## Items from a figure collection

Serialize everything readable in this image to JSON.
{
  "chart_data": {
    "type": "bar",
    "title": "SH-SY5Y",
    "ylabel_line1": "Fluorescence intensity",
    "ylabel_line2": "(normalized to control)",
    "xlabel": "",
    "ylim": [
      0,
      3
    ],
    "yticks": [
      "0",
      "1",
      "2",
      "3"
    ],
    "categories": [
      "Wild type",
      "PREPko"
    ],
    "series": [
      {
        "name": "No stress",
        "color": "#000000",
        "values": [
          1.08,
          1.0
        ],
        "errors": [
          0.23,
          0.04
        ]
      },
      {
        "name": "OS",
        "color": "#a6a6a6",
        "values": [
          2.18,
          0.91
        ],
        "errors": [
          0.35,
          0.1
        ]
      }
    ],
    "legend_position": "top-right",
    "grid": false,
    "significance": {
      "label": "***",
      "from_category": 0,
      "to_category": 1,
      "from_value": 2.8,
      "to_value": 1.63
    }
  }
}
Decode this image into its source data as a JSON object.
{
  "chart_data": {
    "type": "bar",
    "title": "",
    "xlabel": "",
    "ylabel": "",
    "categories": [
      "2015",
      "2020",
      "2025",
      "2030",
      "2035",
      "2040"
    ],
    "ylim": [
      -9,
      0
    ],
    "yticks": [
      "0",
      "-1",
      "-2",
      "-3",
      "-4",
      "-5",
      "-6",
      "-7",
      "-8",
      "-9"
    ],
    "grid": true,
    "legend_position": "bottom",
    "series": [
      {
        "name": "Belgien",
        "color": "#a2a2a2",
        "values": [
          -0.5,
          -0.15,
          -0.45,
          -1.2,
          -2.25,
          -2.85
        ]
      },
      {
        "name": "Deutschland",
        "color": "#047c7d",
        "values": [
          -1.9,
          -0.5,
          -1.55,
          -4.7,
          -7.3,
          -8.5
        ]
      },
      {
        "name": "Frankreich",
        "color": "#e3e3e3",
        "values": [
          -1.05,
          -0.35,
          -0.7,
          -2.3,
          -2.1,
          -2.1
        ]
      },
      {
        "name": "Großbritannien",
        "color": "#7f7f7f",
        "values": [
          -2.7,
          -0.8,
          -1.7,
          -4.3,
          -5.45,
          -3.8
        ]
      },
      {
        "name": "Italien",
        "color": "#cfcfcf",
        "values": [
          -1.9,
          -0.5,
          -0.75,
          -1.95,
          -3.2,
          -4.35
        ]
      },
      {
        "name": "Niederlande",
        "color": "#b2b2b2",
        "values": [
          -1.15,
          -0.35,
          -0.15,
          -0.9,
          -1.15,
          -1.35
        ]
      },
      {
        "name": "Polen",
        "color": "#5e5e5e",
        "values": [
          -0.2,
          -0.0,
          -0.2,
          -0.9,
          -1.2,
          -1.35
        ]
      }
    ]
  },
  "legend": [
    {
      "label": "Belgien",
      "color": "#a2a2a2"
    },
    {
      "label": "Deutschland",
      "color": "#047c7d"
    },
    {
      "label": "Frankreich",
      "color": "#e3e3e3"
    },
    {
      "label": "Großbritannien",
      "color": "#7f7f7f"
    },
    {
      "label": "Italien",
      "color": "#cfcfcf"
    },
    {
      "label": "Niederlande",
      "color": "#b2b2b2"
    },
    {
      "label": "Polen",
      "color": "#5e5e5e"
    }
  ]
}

## Objective
Transcribe the data. Leave every line exactly as it is.

## Written response
Serialize everything readable in this image to JSON.
{
  "chart_data": {
    "type": "bar",
    "title": "SH-SY5Y",
    "ylabel_line1": "Fluorescence intensity",
    "ylabel_line2": "(normalized to control)",
    "xlabel": "",
    "ylim": [
      0,
      3
    ],
    "yticks": [
      "0",
      "1",
      "2",
      "3"
    ],
    "categories": [
      "Wild type",
      "PREPko"
    ],
    "series": [
      {
        "name": "No stress",
        "color": "#000000",
        "values": [
          1.08,
          1.0
        ],
        "errors": [
          0.23,
          0.04
        ]
      },
      {
        "name": "OS",
        "color": "#a6a6a6",
        "values": [
          2.18,
          0.91
        ],
        "errors": [
          0.35,
          0.1
        ]
      }
    ],
    "legend_position": "top-right",
    "grid": false,
    "significance": {
      "label": "***",
      "from_category": 0,
      "to_category": 1,
      "from_value": 2.8,
      "to_value": 1.63
    }
  }
}
Decode this image into its source data as a JSON object.
{
  "chart_data": {
    "type": "bar",
    "title": "",
    "xlabel": "",
    "ylabel": "",
    "categories": [
      "2015",
      "2020",
      "2025",
      "2030",
      "2035",
      "2040"
    ],
    "ylim": [
      -9,
      0
    ],
    "yticks": [
      "0",
      "-1",
      "-2",
      "-3",
      "-4",
      "-5",
      "-6",
      "-7",
      "-8",
      "-9"
    ],
    "grid": true,
    "legend_position": "bottom",
    "series": [
      {
        "name": "Belgien",
        "color": "#a2a2a2",
        "values": [
          -0.5,
          -0.15,
          -0.45,
          -1.2,
          -2.25,
          -2.85
        ]
      },
      {
        "name": "Deutschland",
        "color": "#047c7d",
        "values": [
          -1.9,
          -0.5,
          -1.55,
          -4.7,
          -7.3,
          -8.5
        ]
      },
      {
        "name": "Frankreich",
        "color": "#e3e3e3",
        "values": [
          -1.05,
          -0.35,
          -0.7,
          -2.3,
          -2.1,
          -2.1
        ]
      },
      {
        "name": "Großbritannien",
        "color": "#7f7f7f",
        "values": [
          -2.7,
          -0.8,
          -1.7,
          -4.3,
          -5.45,
          -3.8
        ]
      },
      {
        "name": "Italien",
        "color": "#cfcfcf",
        "values": [
          -1.9,
          -0.5,
          -0.75,
          -1.95,
          -3.2,
          -4.35
        ]
      },
      {
        "name": "Niederlande",
        "color": "#b2b2b2",
        "values": [
          -1.15,
          -0.35,
          -0.15,
          -0.9,
          -1.15,
          -1.35
        ]
      },
      {
        "name": "Polen",
        "color": "#5e5e5e",
        "values": [
          -0.2,
          -0.0,
          -0.2,
          -0.9,
          -1.2,
          -1.35
        ]
      }
    ]
  },
  "legend": [
    {
      "label": "Belgien",
      "color": "#a2a2a2"
    },
    {
      "label": "Deutschland",
      "color": "#047c7d"
    },
    {
      "label": "Frankreich",
      "color": "#e3e3e3"
    },
    {
      "label": "Großbritannien",
      "color": "#7f7f7f"
    },
    {
      "label": "Italien",
      "color": "#cfcfcf"
    },
    {
      "label": "Niederlande",
      "color": "#b2b2b2"
    },
    {
      "label": "Polen",
      "color": "#5e5e5e"
    }
  ]
}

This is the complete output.